PROBLEM REQUIREMENTS
Work through the records below and copy every line that includes "potential".

Records contained in a dataset
○ ○ ○ ○
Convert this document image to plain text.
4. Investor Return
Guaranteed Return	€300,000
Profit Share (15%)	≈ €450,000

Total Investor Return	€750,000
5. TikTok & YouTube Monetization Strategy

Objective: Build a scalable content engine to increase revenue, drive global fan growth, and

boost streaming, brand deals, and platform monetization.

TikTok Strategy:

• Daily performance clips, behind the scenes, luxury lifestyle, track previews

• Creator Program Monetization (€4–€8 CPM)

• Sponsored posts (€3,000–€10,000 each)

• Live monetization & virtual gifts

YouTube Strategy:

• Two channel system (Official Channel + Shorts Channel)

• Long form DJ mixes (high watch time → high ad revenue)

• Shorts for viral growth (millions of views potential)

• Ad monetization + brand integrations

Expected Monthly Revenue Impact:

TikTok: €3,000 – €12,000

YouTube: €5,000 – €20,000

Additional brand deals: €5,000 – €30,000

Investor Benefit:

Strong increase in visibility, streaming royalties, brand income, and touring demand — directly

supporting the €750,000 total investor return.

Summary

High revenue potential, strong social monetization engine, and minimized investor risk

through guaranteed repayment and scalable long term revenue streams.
○ ○ ○ ○
SOLUTION
• Shorts for viral growth (millions of views potential)
High revenue potential, strong social monetization engine, and minimized investor risk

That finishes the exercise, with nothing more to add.